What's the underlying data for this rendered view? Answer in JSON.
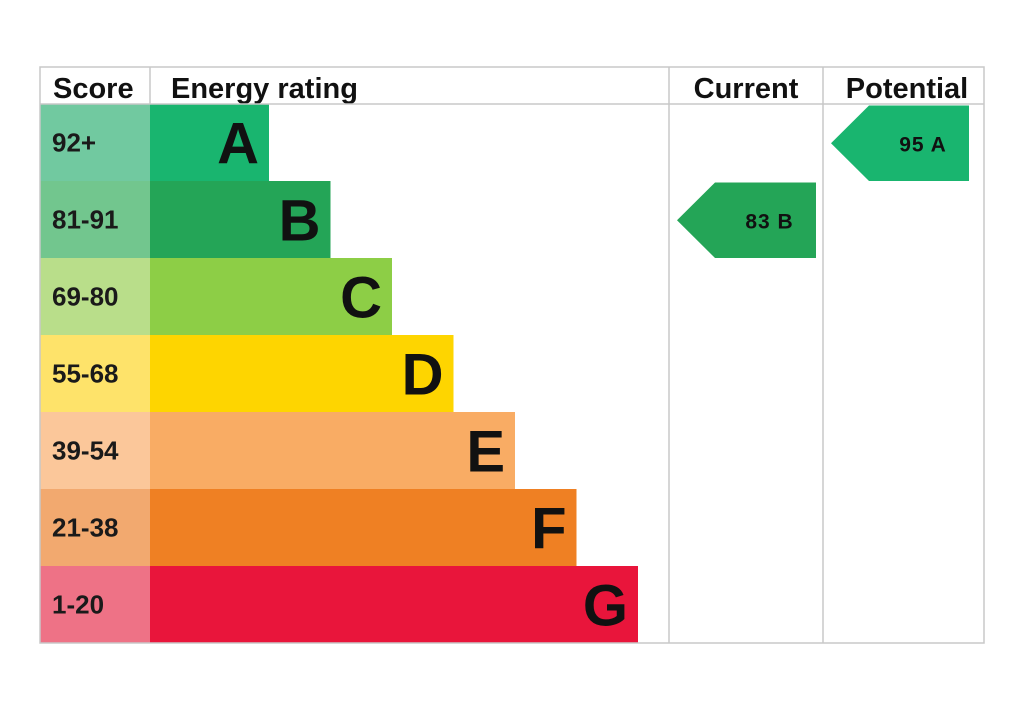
{
  "headers": {
    "score": "Score",
    "energy_rating": "Energy rating",
    "current": "Current",
    "potential": "Potential"
  },
  "chart_data": {
    "type": "bar",
    "bands": [
      {
        "letter": "A",
        "score_range": "92+",
        "color": "#19B56F",
        "score_bg": "#71C9A0"
      },
      {
        "letter": "B",
        "score_range": "81-91",
        "color": "#24A557",
        "score_bg": "#72C68E"
      },
      {
        "letter": "C",
        "score_range": "69-80",
        "color": "#8DCE46",
        "score_bg": "#B9DE8A"
      },
      {
        "letter": "D",
        "score_range": "55-68",
        "color": "#FED500",
        "score_bg": "#FEE36A"
      },
      {
        "letter": "E",
        "score_range": "39-54",
        "color": "#F9AC64",
        "score_bg": "#FBC79A"
      },
      {
        "letter": "F",
        "score_range": "21-38",
        "color": "#EF8023",
        "score_bg": "#F2A96F"
      },
      {
        "letter": "G",
        "score_range": "1-20",
        "color": "#E9153B",
        "score_bg": "#EE7286"
      }
    ],
    "current": {
      "value": 83,
      "band": "B",
      "label": "83  B",
      "color": "#24A557"
    },
    "potential": {
      "value": 95,
      "band": "A",
      "label": "95  A",
      "color": "#19B56F"
    }
  }
}
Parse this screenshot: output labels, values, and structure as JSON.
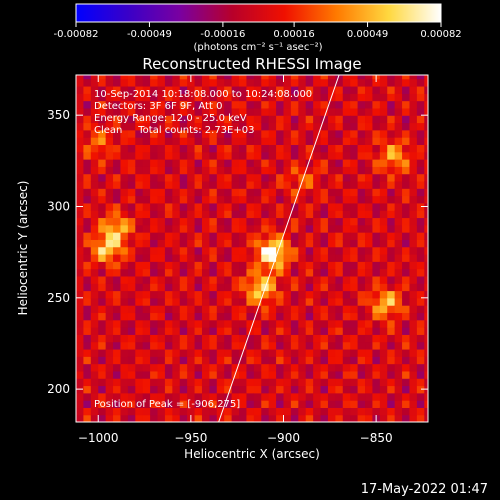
{
  "chart_data": {
    "type": "heatmap",
    "title": "Reconstructed RHESSI Image",
    "xlabel": "Heliocentric X (arcsec)",
    "ylabel": "Heliocentric Y (arcsec)",
    "xlim": [
      -1012,
      -822
    ],
    "ylim": [
      182,
      372
    ],
    "x_ticks": [
      -1000,
      -950,
      -900,
      -850
    ],
    "y_ticks": [
      200,
      250,
      300,
      350
    ],
    "colorbar": {
      "ticks": [
        -0.00082,
        -0.00049,
        -0.00016,
        0.00016,
        0.00049,
        0.00082
      ],
      "tick_labels": [
        "-0.00082",
        "-0.00049",
        "-0.00016",
        "0.00016",
        "0.00049",
        "0.00082"
      ],
      "units": "(photons cm⁻² s⁻¹ asec⁻²)",
      "colormap": [
        "#0000ff",
        "#3a00c8",
        "#7a00a0",
        "#b8002a",
        "#f01000",
        "#ff7a00",
        "#ffd840",
        "#ffffff"
      ]
    },
    "annotations": [
      "10-Sep-2014 10:18:08.000 to 10:24:08.000",
      "Detectors: 3F 6F 9F, Att 0",
      "Energy Range: 12.0 - 25.0 keV",
      "Clean     Total counts: 2.73E+03"
    ],
    "peak_label": "Position of Peak = [-906,275]",
    "peak": {
      "x": -906,
      "y": 275
    },
    "sources": [
      {
        "x": -906,
        "y": 275,
        "intensity": 0.00082
      },
      {
        "x": -912,
        "y": 255,
        "intensity": 0.0006
      },
      {
        "x": -995,
        "y": 277,
        "intensity": 0.00055
      },
      {
        "x": -990,
        "y": 288,
        "intensity": 0.00048
      },
      {
        "x": -845,
        "y": 247,
        "intensity": 0.00052
      },
      {
        "x": -840,
        "y": 328,
        "intensity": 0.00045
      },
      {
        "x": -1000,
        "y": 335,
        "intensity": 0.0003
      },
      {
        "x": -890,
        "y": 315,
        "intensity": 0.00025
      }
    ],
    "limb_line": {
      "x": [
        -935,
        -870
      ],
      "y": [
        182,
        372
      ]
    },
    "grid": false
  },
  "timestamp": "17-May-2022 01:47"
}
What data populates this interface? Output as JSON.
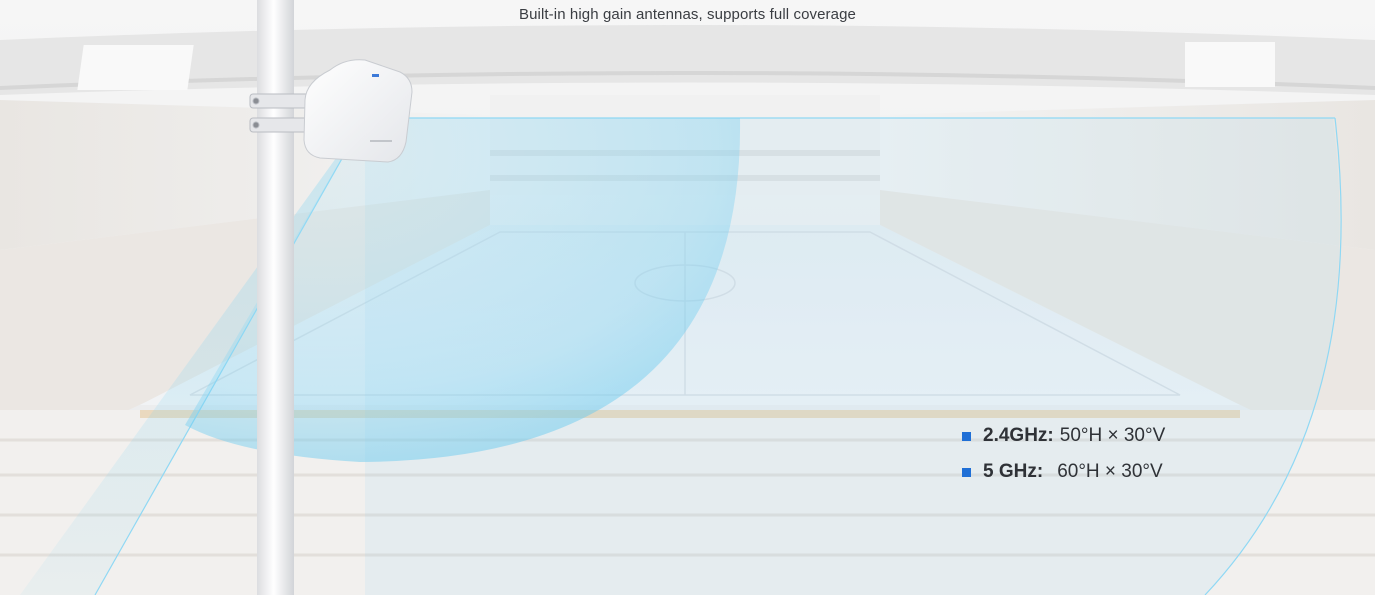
{
  "subtitle": "Built-in high gain antennas, supports full coverage",
  "specs": [
    {
      "band": "2.4GHz:",
      "value": "50°H × 30°V"
    },
    {
      "band": "5 GHz:",
      "value": "60°H × 30°V"
    }
  ],
  "colors": {
    "bullet": "#1f6fd6",
    "coverage": "#7fd3f2",
    "background": "#eef0f3"
  },
  "icons": {
    "access_point": "outdoor-access-point",
    "pole": "mounting-pole"
  }
}
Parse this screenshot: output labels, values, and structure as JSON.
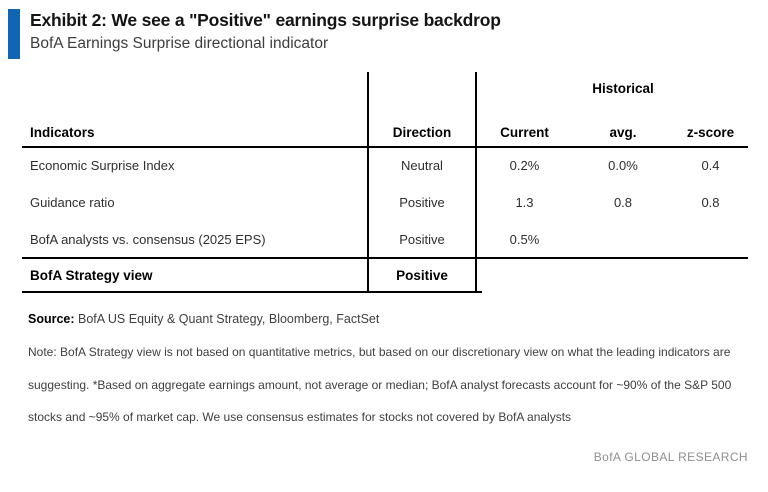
{
  "header": {
    "exhibit_title": "Exhibit 2: We see a \"Positive\" earnings surprise backdrop",
    "subtitle": "BofA Earnings Surprise directional indicator",
    "accent_color": "#1066b2"
  },
  "table": {
    "group_header": "Historical",
    "columns": {
      "indicators": "Indicators",
      "direction": "Direction",
      "current": "Current",
      "avg": "avg.",
      "zscore": "z-score"
    },
    "rows": [
      {
        "indicator": "Economic Surprise Index",
        "direction": "Neutral",
        "current": "0.2%",
        "avg": "0.0%",
        "zscore": "0.4"
      },
      {
        "indicator": "Guidance ratio",
        "direction": "Positive",
        "current": "1.3",
        "avg": "0.8",
        "zscore": "0.8"
      },
      {
        "indicator": "BofA analysts vs. consensus (2025 EPS)",
        "direction": "Positive",
        "current": "0.5%",
        "avg": "",
        "zscore": ""
      }
    ],
    "summary_row": {
      "indicator": "BofA Strategy view",
      "direction": "Positive"
    }
  },
  "footer": {
    "source_label": "Source:",
    "source_text": " BofA US Equity & Quant Strategy, Bloomberg, FactSet",
    "note_lines": [
      "Note: BofA Strategy view is not based on quantitative metrics, but based on our discretionary view on what the leading indicators are",
      "suggesting. *Based on aggregate earnings amount, not average or median; BofA analyst forecasts account for ~90% of the S&P 500",
      "stocks and ~95% of market cap. We use consensus estimates for stocks not covered by BofA analysts"
    ],
    "brand": "BofA GLOBAL RESEARCH"
  }
}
..............................
What you need to do: Gather, from the listing above, every line carrying the word "letter".

Written response:
        "letter": "A",
        "letter": "B",
        "letter": "C",
        "letter": "D",
        "letter": "E",
        "letter": "F",
        "letter": "G",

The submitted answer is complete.